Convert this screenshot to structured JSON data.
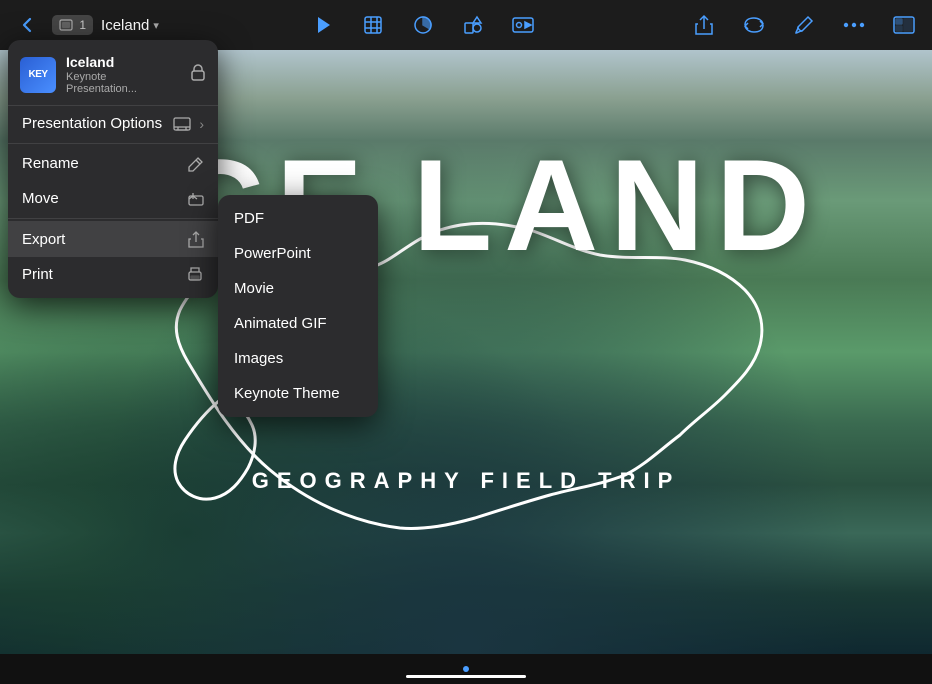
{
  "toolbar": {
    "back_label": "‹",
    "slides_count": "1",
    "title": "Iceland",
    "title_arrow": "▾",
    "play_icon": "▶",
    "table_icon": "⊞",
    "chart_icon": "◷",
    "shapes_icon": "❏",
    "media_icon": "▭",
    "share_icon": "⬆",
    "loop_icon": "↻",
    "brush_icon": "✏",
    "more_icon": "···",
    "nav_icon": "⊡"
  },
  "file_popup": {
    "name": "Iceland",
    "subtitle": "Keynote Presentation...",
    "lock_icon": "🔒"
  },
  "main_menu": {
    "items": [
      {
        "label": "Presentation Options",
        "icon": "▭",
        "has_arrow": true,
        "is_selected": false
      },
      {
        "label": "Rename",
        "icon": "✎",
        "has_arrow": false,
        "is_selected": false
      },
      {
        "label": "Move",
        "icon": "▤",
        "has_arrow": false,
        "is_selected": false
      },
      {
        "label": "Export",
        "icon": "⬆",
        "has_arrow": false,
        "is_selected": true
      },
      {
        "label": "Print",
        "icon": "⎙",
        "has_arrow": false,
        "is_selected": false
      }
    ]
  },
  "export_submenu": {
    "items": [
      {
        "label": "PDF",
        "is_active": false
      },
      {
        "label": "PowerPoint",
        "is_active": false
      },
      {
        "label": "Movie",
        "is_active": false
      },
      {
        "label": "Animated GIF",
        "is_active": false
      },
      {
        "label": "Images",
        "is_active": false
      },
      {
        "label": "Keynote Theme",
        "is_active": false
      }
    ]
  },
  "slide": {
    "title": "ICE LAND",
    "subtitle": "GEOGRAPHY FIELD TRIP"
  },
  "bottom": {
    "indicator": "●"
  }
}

WRITTEN INSTRUCTION:
Return the whole listing, word for word, and leave out every picture.

PROBLEM SOLUTION:
Convert this screenshot to structured JSON data.
{
  "toolbar": {
    "back_label": "‹",
    "slides_count": "1",
    "title": "Iceland",
    "title_arrow": "▾",
    "play_icon": "▶",
    "table_icon": "⊞",
    "chart_icon": "◷",
    "shapes_icon": "❏",
    "media_icon": "▭",
    "share_icon": "⬆",
    "loop_icon": "↻",
    "brush_icon": "✏",
    "more_icon": "···",
    "nav_icon": "⊡"
  },
  "file_popup": {
    "name": "Iceland",
    "subtitle": "Keynote Presentation...",
    "lock_icon": "🔒"
  },
  "main_menu": {
    "items": [
      {
        "label": "Presentation Options",
        "icon": "▭",
        "has_arrow": true,
        "is_selected": false
      },
      {
        "label": "Rename",
        "icon": "✎",
        "has_arrow": false,
        "is_selected": false
      },
      {
        "label": "Move",
        "icon": "▤",
        "has_arrow": false,
        "is_selected": false
      },
      {
        "label": "Export",
        "icon": "⬆",
        "has_arrow": false,
        "is_selected": true
      },
      {
        "label": "Print",
        "icon": "⎙",
        "has_arrow": false,
        "is_selected": false
      }
    ]
  },
  "export_submenu": {
    "items": [
      {
        "label": "PDF",
        "is_active": false
      },
      {
        "label": "PowerPoint",
        "is_active": false
      },
      {
        "label": "Movie",
        "is_active": false
      },
      {
        "label": "Animated GIF",
        "is_active": false
      },
      {
        "label": "Images",
        "is_active": false
      },
      {
        "label": "Keynote Theme",
        "is_active": false
      }
    ]
  },
  "slide": {
    "title": "ICE LAND",
    "subtitle": "GEOGRAPHY FIELD TRIP"
  },
  "bottom": {
    "indicator": "●"
  }
}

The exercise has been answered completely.